== Record excerpts

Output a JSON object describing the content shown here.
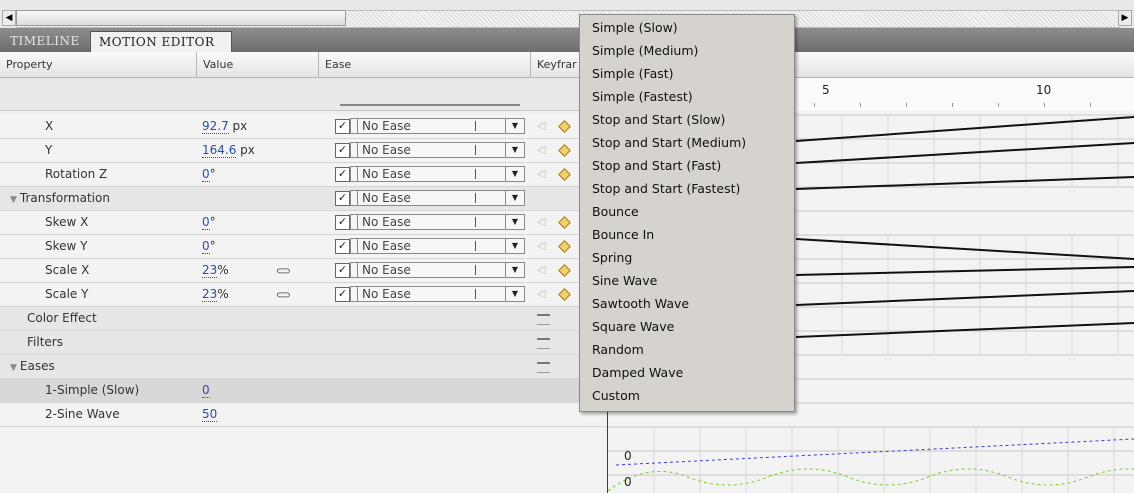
{
  "tabs": {
    "timeline": "TIMELINE",
    "motion_editor": "MOTION EDITOR"
  },
  "columns": {
    "property": "Property",
    "value": "Value",
    "ease": "Ease",
    "keyframe": "Keyfrar"
  },
  "ruler": {
    "labels": [
      "5",
      "10"
    ]
  },
  "rows": [
    {
      "name": "X",
      "value": "92.7",
      "unit": " px",
      "ease": "No Ease"
    },
    {
      "name": "Y",
      "value": "164.6",
      "unit": " px",
      "ease": "No Ease"
    },
    {
      "name": "Rotation Z",
      "value": "0",
      "unit": "°",
      "ease": "No Ease"
    },
    {
      "name": "Transformation",
      "ease": "No Ease"
    },
    {
      "name": "Skew X",
      "value": "0",
      "unit": "°",
      "ease": "No Ease"
    },
    {
      "name": "Skew Y",
      "value": "0",
      "unit": "°",
      "ease": "No Ease"
    },
    {
      "name": "Scale X",
      "value": "23",
      "unit": "%",
      "ease": "No Ease"
    },
    {
      "name": "Scale Y",
      "value": "23",
      "unit": "%",
      "ease": "No Ease"
    },
    {
      "name": "Color Effect"
    },
    {
      "name": "Filters"
    },
    {
      "name": "Eases"
    },
    {
      "name": "1-Simple (Slow)",
      "value": "0"
    },
    {
      "name": "2-Sine Wave",
      "value": "50"
    }
  ],
  "graph_labels": [
    "0",
    "0"
  ],
  "ease_menu": {
    "items": [
      "Simple (Slow)",
      "Simple (Medium)",
      "Simple (Fast)",
      "Simple (Fastest)",
      "Stop and Start (Slow)",
      "Stop and Start (Medium)",
      "Stop and Start (Fast)",
      "Stop and Start (Fastest)",
      "Bounce",
      "Bounce In",
      "Spring",
      "Sine Wave",
      "Sawtooth Wave",
      "Square Wave",
      "Random",
      "Damped Wave",
      "Custom"
    ]
  },
  "icons": {
    "keyframe": "diamond-icon",
    "link": "chain-link-icon",
    "add": "plus-icon"
  },
  "colors": {
    "playhead": "#d00000",
    "value_link": "#2a4fa0",
    "keyframe": "#f2d070"
  }
}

====

## [Objective]
Transcribe the preceding listing in its entirety and with exact wording, leaving out pictures.

## [Correct result]
Output a JSON object describing the content shown here.
{
  "tabs": {
    "timeline": "TIMELINE",
    "motion_editor": "MOTION EDITOR"
  },
  "columns": {
    "property": "Property",
    "value": "Value",
    "ease": "Ease",
    "keyframe": "Keyfrar"
  },
  "ruler": {
    "labels": [
      "5",
      "10"
    ]
  },
  "rows": [
    {
      "name": "X",
      "value": "92.7",
      "unit": " px",
      "ease": "No Ease"
    },
    {
      "name": "Y",
      "value": "164.6",
      "unit": " px",
      "ease": "No Ease"
    },
    {
      "name": "Rotation Z",
      "value": "0",
      "unit": "°",
      "ease": "No Ease"
    },
    {
      "name": "Transformation",
      "ease": "No Ease"
    },
    {
      "name": "Skew X",
      "value": "0",
      "unit": "°",
      "ease": "No Ease"
    },
    {
      "name": "Skew Y",
      "value": "0",
      "unit": "°",
      "ease": "No Ease"
    },
    {
      "name": "Scale X",
      "value": "23",
      "unit": "%",
      "ease": "No Ease"
    },
    {
      "name": "Scale Y",
      "value": "23",
      "unit": "%",
      "ease": "No Ease"
    },
    {
      "name": "Color Effect"
    },
    {
      "name": "Filters"
    },
    {
      "name": "Eases"
    },
    {
      "name": "1-Simple (Slow)",
      "value": "0"
    },
    {
      "name": "2-Sine Wave",
      "value": "50"
    }
  ],
  "graph_labels": [
    "0",
    "0"
  ],
  "ease_menu": {
    "items": [
      "Simple (Slow)",
      "Simple (Medium)",
      "Simple (Fast)",
      "Simple (Fastest)",
      "Stop and Start (Slow)",
      "Stop and Start (Medium)",
      "Stop and Start (Fast)",
      "Stop and Start (Fastest)",
      "Bounce",
      "Bounce In",
      "Spring",
      "Sine Wave",
      "Sawtooth Wave",
      "Square Wave",
      "Random",
      "Damped Wave",
      "Custom"
    ]
  },
  "icons": {
    "keyframe": "diamond-icon",
    "link": "chain-link-icon",
    "add": "plus-icon"
  },
  "colors": {
    "playhead": "#d00000",
    "value_link": "#2a4fa0",
    "keyframe": "#f2d070"
  }
}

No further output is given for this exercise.